**Instructions to follow**
Write out all of the entries exactly as given.

## Begin Records for this task

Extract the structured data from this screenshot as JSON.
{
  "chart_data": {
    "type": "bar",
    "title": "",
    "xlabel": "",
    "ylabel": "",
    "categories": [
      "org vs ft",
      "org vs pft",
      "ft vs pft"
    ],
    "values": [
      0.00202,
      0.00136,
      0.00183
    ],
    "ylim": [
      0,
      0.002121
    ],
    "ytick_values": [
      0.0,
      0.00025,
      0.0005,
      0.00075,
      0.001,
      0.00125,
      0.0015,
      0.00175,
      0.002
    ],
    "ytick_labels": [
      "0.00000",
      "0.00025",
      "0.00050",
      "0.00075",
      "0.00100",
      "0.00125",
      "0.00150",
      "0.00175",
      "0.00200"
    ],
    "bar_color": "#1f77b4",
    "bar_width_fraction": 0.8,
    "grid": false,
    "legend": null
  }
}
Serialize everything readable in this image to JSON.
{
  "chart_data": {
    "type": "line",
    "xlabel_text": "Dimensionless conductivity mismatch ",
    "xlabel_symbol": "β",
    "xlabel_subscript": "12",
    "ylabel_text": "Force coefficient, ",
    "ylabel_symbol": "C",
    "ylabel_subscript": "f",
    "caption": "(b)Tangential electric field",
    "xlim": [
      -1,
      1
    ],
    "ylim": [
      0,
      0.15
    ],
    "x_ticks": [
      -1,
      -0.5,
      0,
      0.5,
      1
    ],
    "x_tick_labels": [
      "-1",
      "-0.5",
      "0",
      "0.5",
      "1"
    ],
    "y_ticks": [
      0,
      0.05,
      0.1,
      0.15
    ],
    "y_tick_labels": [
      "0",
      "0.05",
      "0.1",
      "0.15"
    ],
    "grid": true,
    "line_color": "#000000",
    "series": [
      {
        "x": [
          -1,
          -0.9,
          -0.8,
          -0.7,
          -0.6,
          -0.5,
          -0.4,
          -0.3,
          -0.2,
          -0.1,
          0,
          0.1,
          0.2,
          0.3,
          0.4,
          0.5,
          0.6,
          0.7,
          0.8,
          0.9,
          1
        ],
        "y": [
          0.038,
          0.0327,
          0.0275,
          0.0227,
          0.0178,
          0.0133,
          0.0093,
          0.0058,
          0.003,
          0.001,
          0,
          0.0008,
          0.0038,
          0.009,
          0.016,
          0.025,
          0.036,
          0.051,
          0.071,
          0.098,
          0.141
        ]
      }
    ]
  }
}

## End Records for this task

**Task solution**
Extract the structured data from this screenshot as JSON.
{
  "chart_data": {
    "type": "bar",
    "title": "",
    "xlabel": "",
    "ylabel": "",
    "categories": [
      "org vs ft",
      "org vs pft",
      "ft vs pft"
    ],
    "values": [
      0.00202,
      0.00136,
      0.00183
    ],
    "ylim": [
      0,
      0.002121
    ],
    "ytick_values": [
      0.0,
      0.00025,
      0.0005,
      0.00075,
      0.001,
      0.00125,
      0.0015,
      0.00175,
      0.002
    ],
    "ytick_labels": [
      "0.00000",
      "0.00025",
      "0.00050",
      "0.00075",
      "0.00100",
      "0.00125",
      "0.00150",
      "0.00175",
      "0.00200"
    ],
    "bar_color": "#1f77b4",
    "bar_width_fraction": 0.8,
    "grid": false,
    "legend": null
  }
}
Serialize everything readable in this image to JSON.
{
  "chart_data": {
    "type": "line",
    "xlabel_text": "Dimensionless conductivity mismatch ",
    "xlabel_symbol": "β",
    "xlabel_subscript": "12",
    "ylabel_text": "Force coefficient, ",
    "ylabel_symbol": "C",
    "ylabel_subscript": "f",
    "caption": "(b)Tangential electric field",
    "xlim": [
      -1,
      1
    ],
    "ylim": [
      0,
      0.15
    ],
    "x_ticks": [
      -1,
      -0.5,
      0,
      0.5,
      1
    ],
    "x_tick_labels": [
      "-1",
      "-0.5",
      "0",
      "0.5",
      "1"
    ],
    "y_ticks": [
      0,
      0.05,
      0.1,
      0.15
    ],
    "y_tick_labels": [
      "0",
      "0.05",
      "0.1",
      "0.15"
    ],
    "grid": true,
    "line_color": "#000000",
    "series": [
      {
        "x": [
          -1,
          -0.9,
          -0.8,
          -0.7,
          -0.6,
          -0.5,
          -0.4,
          -0.3,
          -0.2,
          -0.1,
          0,
          0.1,
          0.2,
          0.3,
          0.4,
          0.5,
          0.6,
          0.7,
          0.8,
          0.9,
          1
        ],
        "y": [
          0.038,
          0.0327,
          0.0275,
          0.0227,
          0.0178,
          0.0133,
          0.0093,
          0.0058,
          0.003,
          0.001,
          0,
          0.0008,
          0.0038,
          0.009,
          0.016,
          0.025,
          0.036,
          0.051,
          0.071,
          0.098,
          0.141
        ]
      }
    ]
  }
}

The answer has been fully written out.